Provided entries>
################

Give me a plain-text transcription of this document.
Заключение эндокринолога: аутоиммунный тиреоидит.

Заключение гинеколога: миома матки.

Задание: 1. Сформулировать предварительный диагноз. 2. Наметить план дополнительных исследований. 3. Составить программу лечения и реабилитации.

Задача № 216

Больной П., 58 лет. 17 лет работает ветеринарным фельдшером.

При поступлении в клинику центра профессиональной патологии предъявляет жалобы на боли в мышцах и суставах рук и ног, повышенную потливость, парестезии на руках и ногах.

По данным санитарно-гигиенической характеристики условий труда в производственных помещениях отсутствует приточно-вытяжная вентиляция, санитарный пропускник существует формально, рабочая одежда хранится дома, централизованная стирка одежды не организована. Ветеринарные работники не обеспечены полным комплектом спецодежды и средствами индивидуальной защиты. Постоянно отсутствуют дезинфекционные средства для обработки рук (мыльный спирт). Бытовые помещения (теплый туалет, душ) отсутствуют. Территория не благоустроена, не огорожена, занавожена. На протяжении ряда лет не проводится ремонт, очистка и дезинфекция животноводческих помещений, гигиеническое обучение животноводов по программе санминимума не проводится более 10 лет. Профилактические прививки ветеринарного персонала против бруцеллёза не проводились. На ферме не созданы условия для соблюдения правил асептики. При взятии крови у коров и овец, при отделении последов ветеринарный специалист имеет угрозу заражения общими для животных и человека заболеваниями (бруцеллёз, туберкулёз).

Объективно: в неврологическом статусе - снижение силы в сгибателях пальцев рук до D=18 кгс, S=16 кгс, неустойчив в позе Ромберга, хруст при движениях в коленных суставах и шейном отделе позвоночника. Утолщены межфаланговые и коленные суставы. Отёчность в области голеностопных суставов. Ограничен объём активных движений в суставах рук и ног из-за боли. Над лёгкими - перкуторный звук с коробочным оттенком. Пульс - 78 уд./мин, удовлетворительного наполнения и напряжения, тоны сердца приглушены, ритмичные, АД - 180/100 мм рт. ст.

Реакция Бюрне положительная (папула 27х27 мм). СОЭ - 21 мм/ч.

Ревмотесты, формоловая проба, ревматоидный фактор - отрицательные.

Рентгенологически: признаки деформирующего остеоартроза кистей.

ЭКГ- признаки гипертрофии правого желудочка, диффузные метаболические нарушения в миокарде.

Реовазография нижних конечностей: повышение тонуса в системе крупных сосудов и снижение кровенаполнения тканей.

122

################

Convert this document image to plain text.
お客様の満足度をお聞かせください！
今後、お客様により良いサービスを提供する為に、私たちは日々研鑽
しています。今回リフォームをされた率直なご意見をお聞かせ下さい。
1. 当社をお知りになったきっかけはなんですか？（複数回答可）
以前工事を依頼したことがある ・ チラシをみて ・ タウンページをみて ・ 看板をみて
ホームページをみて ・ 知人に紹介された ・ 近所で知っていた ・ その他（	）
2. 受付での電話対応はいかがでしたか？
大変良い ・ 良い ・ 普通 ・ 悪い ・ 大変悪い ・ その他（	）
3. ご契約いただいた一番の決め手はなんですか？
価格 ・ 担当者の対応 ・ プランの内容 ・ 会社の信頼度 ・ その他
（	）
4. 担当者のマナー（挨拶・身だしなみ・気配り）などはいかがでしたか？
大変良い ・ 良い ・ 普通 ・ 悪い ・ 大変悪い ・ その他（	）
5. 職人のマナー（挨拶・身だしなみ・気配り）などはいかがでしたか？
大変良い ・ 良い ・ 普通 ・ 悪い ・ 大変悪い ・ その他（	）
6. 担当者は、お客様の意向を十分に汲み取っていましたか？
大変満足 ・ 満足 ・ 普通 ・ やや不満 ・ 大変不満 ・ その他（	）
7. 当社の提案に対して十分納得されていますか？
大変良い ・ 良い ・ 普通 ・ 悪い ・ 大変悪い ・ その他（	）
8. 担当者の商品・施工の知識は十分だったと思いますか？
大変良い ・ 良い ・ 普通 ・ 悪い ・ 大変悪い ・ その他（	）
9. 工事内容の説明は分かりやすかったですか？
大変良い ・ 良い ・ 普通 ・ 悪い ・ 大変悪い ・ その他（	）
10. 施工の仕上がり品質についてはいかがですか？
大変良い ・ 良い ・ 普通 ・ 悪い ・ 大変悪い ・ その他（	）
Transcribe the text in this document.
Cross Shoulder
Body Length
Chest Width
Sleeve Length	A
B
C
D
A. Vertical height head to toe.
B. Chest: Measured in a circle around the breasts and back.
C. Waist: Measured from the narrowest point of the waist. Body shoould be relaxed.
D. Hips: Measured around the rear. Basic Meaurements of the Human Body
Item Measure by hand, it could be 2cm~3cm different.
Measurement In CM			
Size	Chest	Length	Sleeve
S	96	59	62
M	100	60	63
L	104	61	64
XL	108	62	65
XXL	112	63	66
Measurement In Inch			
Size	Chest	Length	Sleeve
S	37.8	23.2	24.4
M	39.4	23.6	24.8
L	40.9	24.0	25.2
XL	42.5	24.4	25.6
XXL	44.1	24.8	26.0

################

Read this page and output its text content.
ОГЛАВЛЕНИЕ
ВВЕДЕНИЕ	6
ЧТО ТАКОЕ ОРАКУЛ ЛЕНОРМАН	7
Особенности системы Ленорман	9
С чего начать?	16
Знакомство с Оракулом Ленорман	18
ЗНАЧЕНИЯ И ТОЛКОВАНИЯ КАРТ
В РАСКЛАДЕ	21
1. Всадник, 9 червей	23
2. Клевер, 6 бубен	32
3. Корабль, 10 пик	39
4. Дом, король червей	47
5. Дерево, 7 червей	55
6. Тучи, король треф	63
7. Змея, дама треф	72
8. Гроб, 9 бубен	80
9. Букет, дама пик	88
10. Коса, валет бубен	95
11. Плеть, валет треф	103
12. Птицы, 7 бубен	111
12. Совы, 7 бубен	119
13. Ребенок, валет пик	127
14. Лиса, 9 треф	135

################

Directions>
Show each line of the listing that holds the string "Measurement".

Solution to the problem>
Measurement In CM			
Measurement In Inch			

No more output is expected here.